**EXERCISE AIM**
Repeat the entries without change, omitting the pictures.

(Recorded data)
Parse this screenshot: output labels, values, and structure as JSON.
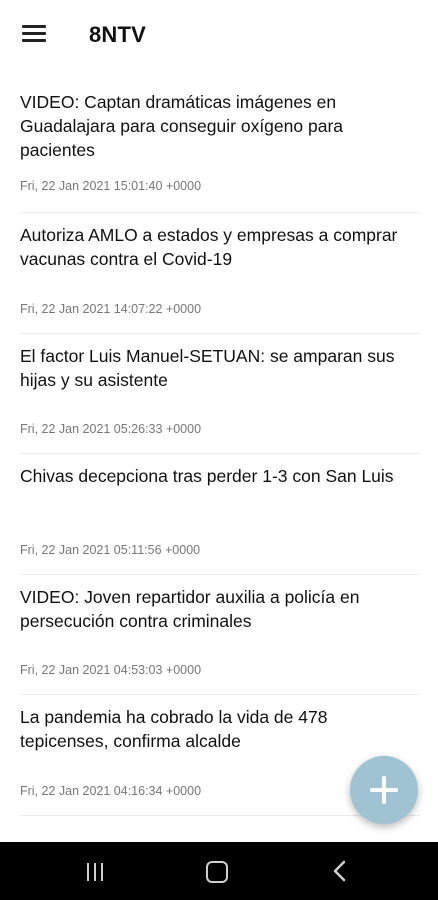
{
  "app": {
    "title": "8NTV",
    "menu_icon": "hamburger-menu-icon"
  },
  "articles": [
    {
      "title": "VIDEO: Captan dramáticas imágenes en Guadalajara para conseguir oxígeno para pacientes",
      "date": "Fri, 22 Jan 2021 15:01:40 +0000"
    },
    {
      "title": "Autoriza AMLO a estados y empresas a comprar vacunas contra el Covid-19",
      "date": "Fri, 22 Jan 2021 14:07:22 +0000"
    },
    {
      "title": "El factor Luis Manuel-SETUAN: se amparan sus hijas y su asistente",
      "date": "Fri, 22 Jan 2021 05:26:33 +0000"
    },
    {
      "title": "Chivas decepciona tras perder 1-3 con San Luis",
      "date": "Fri, 22 Jan 2021 05:11:56 +0000"
    },
    {
      "title": "VIDEO: Joven repartidor auxilia a policía en persecución contra criminales",
      "date": "Fri, 22 Jan 2021 04:53:03 +0000"
    },
    {
      "title": "La pandemia ha cobrado la vida de 478 tepicenses, confirma alcalde",
      "date": "Fri, 22 Jan 2021 04:16:34 +0000"
    }
  ],
  "fab": {
    "icon": "plus-icon",
    "color": "#9fc3d3"
  },
  "navbar": {
    "recent_icon": "recent-apps-icon",
    "home_icon": "home-icon",
    "back_icon": "back-icon"
  }
}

**REPLY TO THE EXERCISE**
Parse this screenshot: output labels, values, and structure as JSON.
{
  "app": {
    "title": "8NTV",
    "menu_icon": "hamburger-menu-icon"
  },
  "articles": [
    {
      "title": "VIDEO: Captan dramáticas imágenes en Guadalajara para conseguir oxígeno para pacientes",
      "date": "Fri, 22 Jan 2021 15:01:40 +0000"
    },
    {
      "title": "Autoriza AMLO a estados y empresas a comprar vacunas contra el Covid-19",
      "date": "Fri, 22 Jan 2021 14:07:22 +0000"
    },
    {
      "title": "El factor Luis Manuel-SETUAN: se amparan sus hijas y su asistente",
      "date": "Fri, 22 Jan 2021 05:26:33 +0000"
    },
    {
      "title": "Chivas decepciona tras perder 1-3 con San Luis",
      "date": "Fri, 22 Jan 2021 05:11:56 +0000"
    },
    {
      "title": "VIDEO: Joven repartidor auxilia a policía en persecución contra criminales",
      "date": "Fri, 22 Jan 2021 04:53:03 +0000"
    },
    {
      "title": "La pandemia ha cobrado la vida de 478 tepicenses, confirma alcalde",
      "date": "Fri, 22 Jan 2021 04:16:34 +0000"
    }
  ],
  "fab": {
    "icon": "plus-icon",
    "color": "#9fc3d3"
  },
  "navbar": {
    "recent_icon": "recent-apps-icon",
    "home_icon": "home-icon",
    "back_icon": "back-icon"
  }
}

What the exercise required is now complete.